_Work to be completed_: Extract and list every line that contains the word "seipsum".

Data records
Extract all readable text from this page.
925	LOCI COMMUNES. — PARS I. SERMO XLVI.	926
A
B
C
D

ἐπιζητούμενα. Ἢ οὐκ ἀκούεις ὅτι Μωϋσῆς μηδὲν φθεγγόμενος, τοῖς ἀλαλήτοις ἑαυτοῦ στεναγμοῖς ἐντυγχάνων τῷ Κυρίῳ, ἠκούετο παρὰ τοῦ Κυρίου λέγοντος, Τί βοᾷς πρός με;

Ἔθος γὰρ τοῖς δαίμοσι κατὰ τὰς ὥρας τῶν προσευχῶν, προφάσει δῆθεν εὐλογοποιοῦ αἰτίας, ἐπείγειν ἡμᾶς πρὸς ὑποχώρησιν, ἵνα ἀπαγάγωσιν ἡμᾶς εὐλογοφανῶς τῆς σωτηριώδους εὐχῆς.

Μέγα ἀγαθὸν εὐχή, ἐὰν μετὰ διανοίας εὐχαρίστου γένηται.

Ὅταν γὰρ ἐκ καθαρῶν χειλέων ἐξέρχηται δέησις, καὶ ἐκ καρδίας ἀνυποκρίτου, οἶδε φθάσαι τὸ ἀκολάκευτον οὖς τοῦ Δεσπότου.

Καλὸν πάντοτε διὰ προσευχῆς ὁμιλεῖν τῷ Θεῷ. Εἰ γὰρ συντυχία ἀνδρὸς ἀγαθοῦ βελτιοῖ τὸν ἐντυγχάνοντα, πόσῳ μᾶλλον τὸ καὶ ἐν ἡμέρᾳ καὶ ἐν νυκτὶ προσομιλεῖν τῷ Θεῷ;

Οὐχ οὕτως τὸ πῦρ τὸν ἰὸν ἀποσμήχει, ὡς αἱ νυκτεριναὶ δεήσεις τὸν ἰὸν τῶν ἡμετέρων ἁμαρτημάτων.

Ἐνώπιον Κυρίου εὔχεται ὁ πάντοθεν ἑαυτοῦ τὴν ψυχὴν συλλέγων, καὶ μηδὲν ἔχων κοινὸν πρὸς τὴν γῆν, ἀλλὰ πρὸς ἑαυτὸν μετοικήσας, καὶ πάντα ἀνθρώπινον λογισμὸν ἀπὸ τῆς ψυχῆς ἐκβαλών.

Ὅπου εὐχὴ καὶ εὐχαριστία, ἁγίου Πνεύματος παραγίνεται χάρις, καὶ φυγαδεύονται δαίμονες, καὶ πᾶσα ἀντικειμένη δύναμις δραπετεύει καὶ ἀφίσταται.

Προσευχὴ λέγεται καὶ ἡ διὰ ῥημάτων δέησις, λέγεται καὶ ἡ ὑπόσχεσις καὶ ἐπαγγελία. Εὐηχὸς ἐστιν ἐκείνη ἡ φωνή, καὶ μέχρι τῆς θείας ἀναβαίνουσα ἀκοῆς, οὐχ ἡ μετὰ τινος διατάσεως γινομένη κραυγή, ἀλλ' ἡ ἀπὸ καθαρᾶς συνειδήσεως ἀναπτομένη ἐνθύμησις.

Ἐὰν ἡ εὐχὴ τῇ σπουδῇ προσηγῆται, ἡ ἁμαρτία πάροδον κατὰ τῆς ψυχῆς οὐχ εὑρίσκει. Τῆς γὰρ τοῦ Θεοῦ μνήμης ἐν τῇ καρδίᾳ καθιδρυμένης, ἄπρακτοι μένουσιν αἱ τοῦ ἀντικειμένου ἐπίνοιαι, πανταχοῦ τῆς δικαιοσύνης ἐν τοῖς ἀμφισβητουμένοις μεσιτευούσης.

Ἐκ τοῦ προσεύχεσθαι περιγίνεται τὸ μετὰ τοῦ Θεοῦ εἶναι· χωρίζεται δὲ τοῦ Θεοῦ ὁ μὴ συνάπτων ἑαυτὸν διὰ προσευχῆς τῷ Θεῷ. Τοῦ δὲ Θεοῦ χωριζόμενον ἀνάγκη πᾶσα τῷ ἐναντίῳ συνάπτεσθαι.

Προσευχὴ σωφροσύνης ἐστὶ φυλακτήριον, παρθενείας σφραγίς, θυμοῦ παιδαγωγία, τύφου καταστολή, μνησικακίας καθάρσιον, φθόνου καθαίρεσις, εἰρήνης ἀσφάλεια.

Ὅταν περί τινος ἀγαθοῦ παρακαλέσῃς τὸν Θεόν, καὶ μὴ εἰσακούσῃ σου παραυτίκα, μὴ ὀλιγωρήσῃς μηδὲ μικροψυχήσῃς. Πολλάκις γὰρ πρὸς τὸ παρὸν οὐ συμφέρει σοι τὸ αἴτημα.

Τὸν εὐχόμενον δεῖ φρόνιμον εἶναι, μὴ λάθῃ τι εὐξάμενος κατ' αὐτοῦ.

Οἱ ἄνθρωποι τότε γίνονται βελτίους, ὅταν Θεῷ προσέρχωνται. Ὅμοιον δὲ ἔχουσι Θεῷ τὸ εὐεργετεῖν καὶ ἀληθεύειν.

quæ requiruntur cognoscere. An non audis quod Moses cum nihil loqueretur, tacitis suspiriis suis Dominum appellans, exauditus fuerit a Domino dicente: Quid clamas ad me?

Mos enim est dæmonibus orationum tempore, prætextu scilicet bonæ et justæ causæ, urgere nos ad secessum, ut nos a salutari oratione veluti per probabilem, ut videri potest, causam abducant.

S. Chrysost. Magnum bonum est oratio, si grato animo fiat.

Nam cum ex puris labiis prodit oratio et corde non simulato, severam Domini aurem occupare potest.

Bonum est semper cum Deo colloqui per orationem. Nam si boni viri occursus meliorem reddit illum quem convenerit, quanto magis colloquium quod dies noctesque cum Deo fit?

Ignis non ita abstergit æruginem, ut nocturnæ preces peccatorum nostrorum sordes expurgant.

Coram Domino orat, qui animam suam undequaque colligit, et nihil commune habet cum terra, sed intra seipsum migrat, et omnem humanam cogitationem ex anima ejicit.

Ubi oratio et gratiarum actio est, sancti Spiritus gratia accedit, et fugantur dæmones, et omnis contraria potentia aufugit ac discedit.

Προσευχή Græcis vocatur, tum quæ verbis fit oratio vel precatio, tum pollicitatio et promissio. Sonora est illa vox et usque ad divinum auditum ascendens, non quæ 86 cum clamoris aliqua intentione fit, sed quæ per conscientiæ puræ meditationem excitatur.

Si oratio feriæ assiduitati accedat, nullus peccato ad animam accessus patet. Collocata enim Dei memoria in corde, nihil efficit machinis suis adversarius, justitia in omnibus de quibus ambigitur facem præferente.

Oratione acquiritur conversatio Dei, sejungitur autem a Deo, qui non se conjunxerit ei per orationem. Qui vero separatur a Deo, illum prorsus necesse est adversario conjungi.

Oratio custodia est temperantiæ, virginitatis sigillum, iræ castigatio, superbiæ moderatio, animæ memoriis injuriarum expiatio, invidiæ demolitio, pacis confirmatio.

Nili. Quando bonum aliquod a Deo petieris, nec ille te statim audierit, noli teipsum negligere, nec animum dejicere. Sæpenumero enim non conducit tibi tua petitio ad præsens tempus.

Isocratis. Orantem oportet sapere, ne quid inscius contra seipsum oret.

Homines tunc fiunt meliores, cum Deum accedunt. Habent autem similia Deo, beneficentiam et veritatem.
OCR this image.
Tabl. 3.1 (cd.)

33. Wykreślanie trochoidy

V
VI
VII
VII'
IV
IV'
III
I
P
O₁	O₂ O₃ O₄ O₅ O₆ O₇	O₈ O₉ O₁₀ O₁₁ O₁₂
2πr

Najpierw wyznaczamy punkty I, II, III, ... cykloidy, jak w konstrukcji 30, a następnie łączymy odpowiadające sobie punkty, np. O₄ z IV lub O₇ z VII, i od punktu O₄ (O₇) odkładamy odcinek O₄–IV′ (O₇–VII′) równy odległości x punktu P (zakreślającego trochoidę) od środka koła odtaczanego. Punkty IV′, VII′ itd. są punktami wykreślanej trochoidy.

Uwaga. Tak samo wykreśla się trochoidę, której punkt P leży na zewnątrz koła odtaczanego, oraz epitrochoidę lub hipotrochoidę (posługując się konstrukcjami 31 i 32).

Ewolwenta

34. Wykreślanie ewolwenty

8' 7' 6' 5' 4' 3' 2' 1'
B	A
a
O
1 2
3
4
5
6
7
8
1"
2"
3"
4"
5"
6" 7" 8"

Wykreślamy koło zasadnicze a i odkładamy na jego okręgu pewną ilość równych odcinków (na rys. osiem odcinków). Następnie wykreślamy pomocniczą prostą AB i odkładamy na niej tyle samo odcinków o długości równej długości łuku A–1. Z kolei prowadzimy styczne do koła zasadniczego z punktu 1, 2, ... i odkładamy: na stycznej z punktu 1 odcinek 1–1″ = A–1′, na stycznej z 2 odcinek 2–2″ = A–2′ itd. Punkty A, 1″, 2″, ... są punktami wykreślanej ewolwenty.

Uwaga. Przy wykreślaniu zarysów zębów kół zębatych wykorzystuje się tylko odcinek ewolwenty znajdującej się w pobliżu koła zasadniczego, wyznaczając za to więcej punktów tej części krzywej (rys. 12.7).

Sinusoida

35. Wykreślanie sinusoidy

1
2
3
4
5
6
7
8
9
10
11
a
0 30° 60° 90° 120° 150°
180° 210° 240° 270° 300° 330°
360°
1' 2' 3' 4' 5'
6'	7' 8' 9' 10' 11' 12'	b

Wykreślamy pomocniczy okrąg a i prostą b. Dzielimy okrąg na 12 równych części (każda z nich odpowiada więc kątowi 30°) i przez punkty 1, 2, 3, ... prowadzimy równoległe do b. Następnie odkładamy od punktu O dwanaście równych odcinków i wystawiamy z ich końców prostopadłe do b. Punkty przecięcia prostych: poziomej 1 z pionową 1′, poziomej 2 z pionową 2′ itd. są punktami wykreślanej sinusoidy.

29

_Worked solution_:
Coram Domino orat, qui animam suam undequaque colligit, et nihil commune habet cum terra, sed intra seipsum migrat, et omnem humanam cogitationem ex anima ejicit.
Isocratis. Orantem oportet sapere, ne quid inscius contra seipsum oret.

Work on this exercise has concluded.